===== RECORDS FOR THE EXERCISE =====

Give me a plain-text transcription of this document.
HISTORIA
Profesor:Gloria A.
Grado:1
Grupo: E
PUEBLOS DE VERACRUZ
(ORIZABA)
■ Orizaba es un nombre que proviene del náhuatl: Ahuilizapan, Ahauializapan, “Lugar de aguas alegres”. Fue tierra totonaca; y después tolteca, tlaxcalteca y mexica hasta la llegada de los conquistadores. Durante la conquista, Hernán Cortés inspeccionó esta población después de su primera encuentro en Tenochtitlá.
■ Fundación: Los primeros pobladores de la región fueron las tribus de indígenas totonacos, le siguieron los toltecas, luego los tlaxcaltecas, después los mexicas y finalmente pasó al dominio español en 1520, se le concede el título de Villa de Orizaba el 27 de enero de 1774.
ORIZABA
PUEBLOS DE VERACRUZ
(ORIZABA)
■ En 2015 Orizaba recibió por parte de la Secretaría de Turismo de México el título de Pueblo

=====
===== RECORDS FOR THE EXERCISE =====

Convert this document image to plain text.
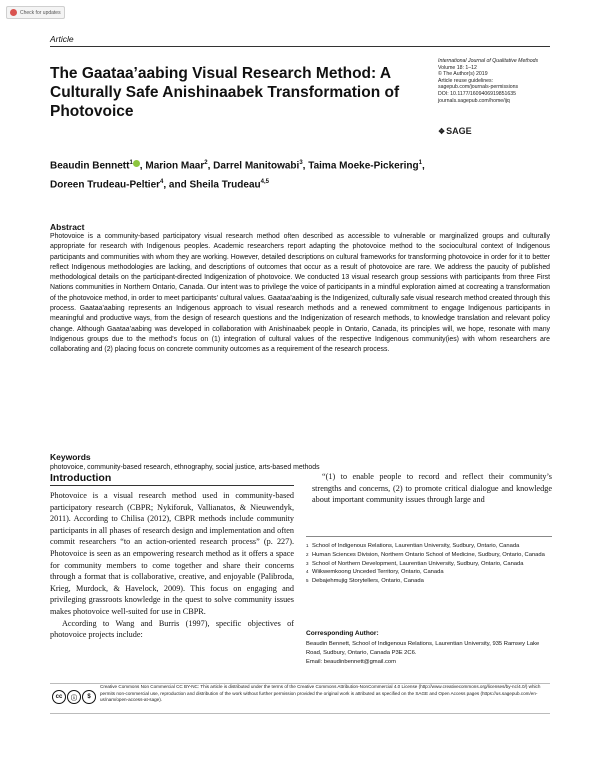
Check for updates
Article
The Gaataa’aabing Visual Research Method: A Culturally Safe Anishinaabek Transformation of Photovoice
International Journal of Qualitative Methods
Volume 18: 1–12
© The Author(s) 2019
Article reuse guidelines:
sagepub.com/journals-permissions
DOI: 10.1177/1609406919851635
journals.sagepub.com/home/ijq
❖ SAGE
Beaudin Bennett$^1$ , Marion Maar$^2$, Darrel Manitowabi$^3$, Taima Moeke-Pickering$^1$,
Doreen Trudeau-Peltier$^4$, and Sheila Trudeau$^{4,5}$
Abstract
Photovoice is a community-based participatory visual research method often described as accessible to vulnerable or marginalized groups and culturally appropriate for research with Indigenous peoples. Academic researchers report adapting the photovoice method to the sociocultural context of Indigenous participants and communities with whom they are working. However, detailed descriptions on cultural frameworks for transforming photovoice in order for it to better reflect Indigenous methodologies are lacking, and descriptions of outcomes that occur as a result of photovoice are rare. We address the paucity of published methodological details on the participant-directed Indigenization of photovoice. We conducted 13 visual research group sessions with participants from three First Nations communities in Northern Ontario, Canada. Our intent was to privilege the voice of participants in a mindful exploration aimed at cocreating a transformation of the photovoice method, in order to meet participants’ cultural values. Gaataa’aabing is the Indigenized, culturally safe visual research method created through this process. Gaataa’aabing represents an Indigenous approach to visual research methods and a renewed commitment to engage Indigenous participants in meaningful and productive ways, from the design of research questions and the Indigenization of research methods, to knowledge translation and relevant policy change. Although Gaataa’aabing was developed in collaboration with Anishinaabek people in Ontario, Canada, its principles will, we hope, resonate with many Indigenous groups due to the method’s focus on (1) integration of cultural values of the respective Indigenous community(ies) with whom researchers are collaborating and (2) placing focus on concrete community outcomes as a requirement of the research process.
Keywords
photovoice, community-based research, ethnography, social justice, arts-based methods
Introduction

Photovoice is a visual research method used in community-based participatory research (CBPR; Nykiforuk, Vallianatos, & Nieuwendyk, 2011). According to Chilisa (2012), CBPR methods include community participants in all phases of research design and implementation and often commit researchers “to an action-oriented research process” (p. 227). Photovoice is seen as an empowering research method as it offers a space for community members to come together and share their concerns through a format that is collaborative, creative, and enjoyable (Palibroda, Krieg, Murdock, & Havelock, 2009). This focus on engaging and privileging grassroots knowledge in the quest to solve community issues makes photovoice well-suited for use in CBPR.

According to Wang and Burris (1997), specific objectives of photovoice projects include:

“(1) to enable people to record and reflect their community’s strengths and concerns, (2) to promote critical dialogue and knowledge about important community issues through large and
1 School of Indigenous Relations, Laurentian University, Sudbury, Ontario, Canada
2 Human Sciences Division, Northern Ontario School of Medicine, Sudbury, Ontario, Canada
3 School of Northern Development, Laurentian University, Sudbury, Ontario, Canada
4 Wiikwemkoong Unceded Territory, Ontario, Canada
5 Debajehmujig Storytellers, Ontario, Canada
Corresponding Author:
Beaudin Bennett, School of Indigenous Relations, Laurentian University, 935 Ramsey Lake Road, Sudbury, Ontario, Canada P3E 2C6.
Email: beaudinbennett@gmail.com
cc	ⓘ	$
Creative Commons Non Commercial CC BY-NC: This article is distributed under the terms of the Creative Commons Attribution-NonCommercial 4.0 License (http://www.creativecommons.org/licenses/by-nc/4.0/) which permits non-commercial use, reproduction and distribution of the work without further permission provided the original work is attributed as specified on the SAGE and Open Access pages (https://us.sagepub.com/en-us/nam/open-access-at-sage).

=====

TASK TO COMPLETE:
Check each line of the material above for "document" and say how many lines contain it, giving the number alone.

REPLY TO THE EXERCISE:
2